THE REQUEST:
Set down every record once more, exactly as given.

INPUT ROWS:

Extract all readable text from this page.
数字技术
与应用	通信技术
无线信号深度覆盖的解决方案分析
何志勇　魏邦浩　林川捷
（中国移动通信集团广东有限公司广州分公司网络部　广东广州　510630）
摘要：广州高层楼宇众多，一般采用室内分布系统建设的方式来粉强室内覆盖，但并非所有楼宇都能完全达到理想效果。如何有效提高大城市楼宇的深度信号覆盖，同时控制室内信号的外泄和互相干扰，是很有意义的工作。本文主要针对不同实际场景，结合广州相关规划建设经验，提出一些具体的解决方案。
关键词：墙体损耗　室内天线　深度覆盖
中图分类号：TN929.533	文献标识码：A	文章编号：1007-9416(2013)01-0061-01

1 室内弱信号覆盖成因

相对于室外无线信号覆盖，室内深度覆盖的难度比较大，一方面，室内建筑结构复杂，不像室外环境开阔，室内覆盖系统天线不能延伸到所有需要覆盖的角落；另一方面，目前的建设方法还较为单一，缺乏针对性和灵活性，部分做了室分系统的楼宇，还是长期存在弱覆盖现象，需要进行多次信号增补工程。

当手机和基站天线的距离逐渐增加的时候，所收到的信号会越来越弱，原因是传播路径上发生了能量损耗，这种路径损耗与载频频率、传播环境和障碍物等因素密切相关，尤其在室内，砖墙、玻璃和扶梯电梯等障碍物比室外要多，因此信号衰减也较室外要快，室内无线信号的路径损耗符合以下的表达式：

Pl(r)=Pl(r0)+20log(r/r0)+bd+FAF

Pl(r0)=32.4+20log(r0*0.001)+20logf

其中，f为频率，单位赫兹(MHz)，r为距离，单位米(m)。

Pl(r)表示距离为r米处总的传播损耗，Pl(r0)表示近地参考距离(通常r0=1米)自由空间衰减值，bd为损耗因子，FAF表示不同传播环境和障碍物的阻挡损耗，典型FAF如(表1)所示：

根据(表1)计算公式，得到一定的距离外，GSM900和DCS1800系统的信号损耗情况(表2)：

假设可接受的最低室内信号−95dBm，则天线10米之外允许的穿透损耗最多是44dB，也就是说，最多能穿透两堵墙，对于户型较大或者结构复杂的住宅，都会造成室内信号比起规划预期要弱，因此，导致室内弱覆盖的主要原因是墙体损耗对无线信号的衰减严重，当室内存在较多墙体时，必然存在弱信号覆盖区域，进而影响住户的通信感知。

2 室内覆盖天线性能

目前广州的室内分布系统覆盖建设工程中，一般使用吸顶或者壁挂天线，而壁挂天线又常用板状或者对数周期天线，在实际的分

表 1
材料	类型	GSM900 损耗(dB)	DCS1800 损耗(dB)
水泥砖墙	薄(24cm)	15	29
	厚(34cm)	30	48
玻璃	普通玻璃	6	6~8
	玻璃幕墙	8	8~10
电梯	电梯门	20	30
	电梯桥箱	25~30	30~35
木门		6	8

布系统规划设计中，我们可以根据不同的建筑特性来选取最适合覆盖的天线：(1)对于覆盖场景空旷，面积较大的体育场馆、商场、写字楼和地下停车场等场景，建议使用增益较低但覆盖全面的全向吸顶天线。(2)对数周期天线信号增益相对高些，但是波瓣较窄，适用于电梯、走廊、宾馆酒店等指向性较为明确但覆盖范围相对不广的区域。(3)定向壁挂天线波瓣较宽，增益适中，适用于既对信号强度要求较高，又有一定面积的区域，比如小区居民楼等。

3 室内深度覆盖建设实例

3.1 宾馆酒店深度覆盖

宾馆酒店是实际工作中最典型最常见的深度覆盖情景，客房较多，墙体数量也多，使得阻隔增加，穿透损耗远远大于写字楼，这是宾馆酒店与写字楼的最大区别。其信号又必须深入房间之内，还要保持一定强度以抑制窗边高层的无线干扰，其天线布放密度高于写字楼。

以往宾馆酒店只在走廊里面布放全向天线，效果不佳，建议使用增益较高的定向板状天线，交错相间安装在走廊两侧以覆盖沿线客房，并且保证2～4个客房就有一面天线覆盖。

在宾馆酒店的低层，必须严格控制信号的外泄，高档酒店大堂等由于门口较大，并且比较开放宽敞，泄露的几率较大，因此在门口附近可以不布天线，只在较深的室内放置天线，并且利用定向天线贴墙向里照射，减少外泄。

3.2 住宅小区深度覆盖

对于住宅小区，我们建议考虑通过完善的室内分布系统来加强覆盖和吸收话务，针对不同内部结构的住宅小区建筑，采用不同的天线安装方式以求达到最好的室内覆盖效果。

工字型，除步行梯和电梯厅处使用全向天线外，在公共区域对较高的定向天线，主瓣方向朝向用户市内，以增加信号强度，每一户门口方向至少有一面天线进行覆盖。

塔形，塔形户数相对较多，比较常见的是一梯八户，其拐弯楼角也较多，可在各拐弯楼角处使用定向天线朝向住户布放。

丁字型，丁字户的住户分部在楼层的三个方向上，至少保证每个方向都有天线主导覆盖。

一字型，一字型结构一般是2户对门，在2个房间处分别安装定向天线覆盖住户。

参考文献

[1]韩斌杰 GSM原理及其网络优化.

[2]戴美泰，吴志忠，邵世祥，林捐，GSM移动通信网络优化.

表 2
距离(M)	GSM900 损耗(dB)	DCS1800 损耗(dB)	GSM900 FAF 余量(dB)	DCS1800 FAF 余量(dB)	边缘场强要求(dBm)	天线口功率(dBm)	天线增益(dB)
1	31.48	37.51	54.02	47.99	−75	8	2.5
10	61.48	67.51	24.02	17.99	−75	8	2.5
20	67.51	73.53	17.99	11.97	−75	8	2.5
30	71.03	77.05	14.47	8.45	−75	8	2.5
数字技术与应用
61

SOLUTION FOR THIS PROBLEM:
Extract all readable text from this page.
数字技术
与应用	通信技术
无线信号深度覆盖的解决方案分析
何志勇　魏邦浩　林川捷
（中国移动通信集团广东有限公司广州分公司网络部　广东广州　510630）
摘要：广州高层楼宇众多，一般采用室内分布系统建设的方式来粉强室内覆盖，但并非所有楼宇都能完全达到理想效果。如何有效提高大城市楼宇的深度信号覆盖，同时控制室内信号的外泄和互相干扰，是很有意义的工作。本文主要针对不同实际场景，结合广州相关规划建设经验，提出一些具体的解决方案。
关键词：墙体损耗　室内天线　深度覆盖
中图分类号：TN929.533	文献标识码：A	文章编号：1007-9416(2013)01-0061-01

1 室内弱信号覆盖成因

相对于室外无线信号覆盖，室内深度覆盖的难度比较大，一方面，室内建筑结构复杂，不像室外环境开阔，室内覆盖系统天线不能延伸到所有需要覆盖的角落；另一方面，目前的建设方法还较为单一，缺乏针对性和灵活性，部分做了室分系统的楼宇，还是长期存在弱覆盖现象，需要进行多次信号增补工程。

当手机和基站天线的距离逐渐增加的时候，所收到的信号会越来越弱，原因是传播路径上发生了能量损耗，这种路径损耗与载频频率、传播环境和障碍物等因素密切相关，尤其在室内，砖墙、玻璃和扶梯电梯等障碍物比室外要多，因此信号衰减也较室外要快，室内无线信号的路径损耗符合以下的表达式：

Pl(r)=Pl(r0)+20log(r/r0)+bd+FAF

Pl(r0)=32.4+20log(r0*0.001)+20logf

其中，f为频率，单位赫兹(MHz)，r为距离，单位米(m)。

Pl(r)表示距离为r米处总的传播损耗，Pl(r0)表示近地参考距离(通常r0=1米)自由空间衰减值，bd为损耗因子，FAF表示不同传播环境和障碍物的阻挡损耗，典型FAF如(表1)所示：

根据(表1)计算公式，得到一定的距离外，GSM900和DCS1800系统的信号损耗情况(表2)：

假设可接受的最低室内信号−95dBm，则天线10米之外允许的穿透损耗最多是44dB，也就是说，最多能穿透两堵墙，对于户型较大或者结构复杂的住宅，都会造成室内信号比起规划预期要弱，因此，导致室内弱覆盖的主要原因是墙体损耗对无线信号的衰减严重，当室内存在较多墙体时，必然存在弱信号覆盖区域，进而影响住户的通信感知。

2 室内覆盖天线性能

目前广州的室内分布系统覆盖建设工程中，一般使用吸顶或者壁挂天线，而壁挂天线又常用板状或者对数周期天线，在实际的分

表 1
材料	类型	GSM900 损耗(dB)	DCS1800 损耗(dB)
水泥砖墙	薄(24cm)	15	29
	厚(34cm)	30	48
玻璃	普通玻璃	6	6~8
	玻璃幕墙	8	8~10
电梯	电梯门	20	30
	电梯桥箱	25~30	30~35
木门		6	8

布系统规划设计中，我们可以根据不同的建筑特性来选取最适合覆盖的天线：(1)对于覆盖场景空旷，面积较大的体育场馆、商场、写字楼和地下停车场等场景，建议使用增益较低但覆盖全面的全向吸顶天线。(2)对数周期天线信号增益相对高些，但是波瓣较窄，适用于电梯、走廊、宾馆酒店等指向性较为明确但覆盖范围相对不广的区域。(3)定向壁挂天线波瓣较宽，增益适中，适用于既对信号强度要求较高，又有一定面积的区域，比如小区居民楼等。

3 室内深度覆盖建设实例

3.1 宾馆酒店深度覆盖

宾馆酒店是实际工作中最典型最常见的深度覆盖情景，客房较多，墙体数量也多，使得阻隔增加，穿透损耗远远大于写字楼，这是宾馆酒店与写字楼的最大区别。其信号又必须深入房间之内，还要保持一定强度以抑制窗边高层的无线干扰，其天线布放密度高于写字楼。

以往宾馆酒店只在走廊里面布放全向天线，效果不佳，建议使用增益较高的定向板状天线，交错相间安装在走廊两侧以覆盖沿线客房，并且保证2～4个客房就有一面天线覆盖。

在宾馆酒店的低层，必须严格控制信号的外泄，高档酒店大堂等由于门口较大，并且比较开放宽敞，泄露的几率较大，因此在门口附近可以不布天线，只在较深的室内放置天线，并且利用定向天线贴墙向里照射，减少外泄。

3.2 住宅小区深度覆盖

对于住宅小区，我们建议考虑通过完善的室内分布系统来加强覆盖和吸收话务，针对不同内部结构的住宅小区建筑，采用不同的天线安装方式以求达到最好的室内覆盖效果。

工字型，除步行梯和电梯厅处使用全向天线外，在公共区域对较高的定向天线，主瓣方向朝向用户市内，以增加信号强度，每一户门口方向至少有一面天线进行覆盖。

塔形，塔形户数相对较多，比较常见的是一梯八户，其拐弯楼角也较多，可在各拐弯楼角处使用定向天线朝向住户布放。

丁字型，丁字户的住户分部在楼层的三个方向上，至少保证每个方向都有天线主导覆盖。

一字型，一字型结构一般是2户对门，在2个房间处分别安装定向天线覆盖住户。

参考文献

[1]韩斌杰 GSM原理及其网络优化.

[2]戴美泰，吴志忠，邵世祥，林捐，GSM移动通信网络优化.

表 2
距离(M)	GSM900 损耗(dB)	DCS1800 损耗(dB)	GSM900 FAF 余量(dB)	DCS1800 FAF 余量(dB)	边缘场强要求(dBm)	天线口功率(dBm)	天线增益(dB)
1	31.48	37.51	54.02	47.99	−75	8	2.5
10	61.48	67.51	24.02	17.99	−75	8	2.5
20	67.51	73.53	17.99	11.97	−75	8	2.5
30	71.03	77.05	14.47	8.45	−75	8	2.5
数字技术与应用
61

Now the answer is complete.